# The problem:
Identify the lines that contain the string "value" and copy all of them.

# Stored entries:
## start
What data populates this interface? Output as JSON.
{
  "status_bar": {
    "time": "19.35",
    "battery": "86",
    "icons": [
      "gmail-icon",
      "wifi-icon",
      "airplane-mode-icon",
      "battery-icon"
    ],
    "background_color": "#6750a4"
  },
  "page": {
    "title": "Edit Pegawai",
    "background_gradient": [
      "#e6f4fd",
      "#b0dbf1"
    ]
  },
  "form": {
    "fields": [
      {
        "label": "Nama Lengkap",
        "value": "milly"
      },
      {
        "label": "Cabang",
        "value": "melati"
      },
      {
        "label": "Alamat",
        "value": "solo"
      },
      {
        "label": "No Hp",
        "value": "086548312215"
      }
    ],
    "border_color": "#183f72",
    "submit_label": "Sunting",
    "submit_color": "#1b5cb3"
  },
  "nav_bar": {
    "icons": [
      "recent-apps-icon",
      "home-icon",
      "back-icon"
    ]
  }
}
## end
# Complete output:
        "value": "milly"
        "value": "melati"
        "value": "solo"
        "value": "086548312215"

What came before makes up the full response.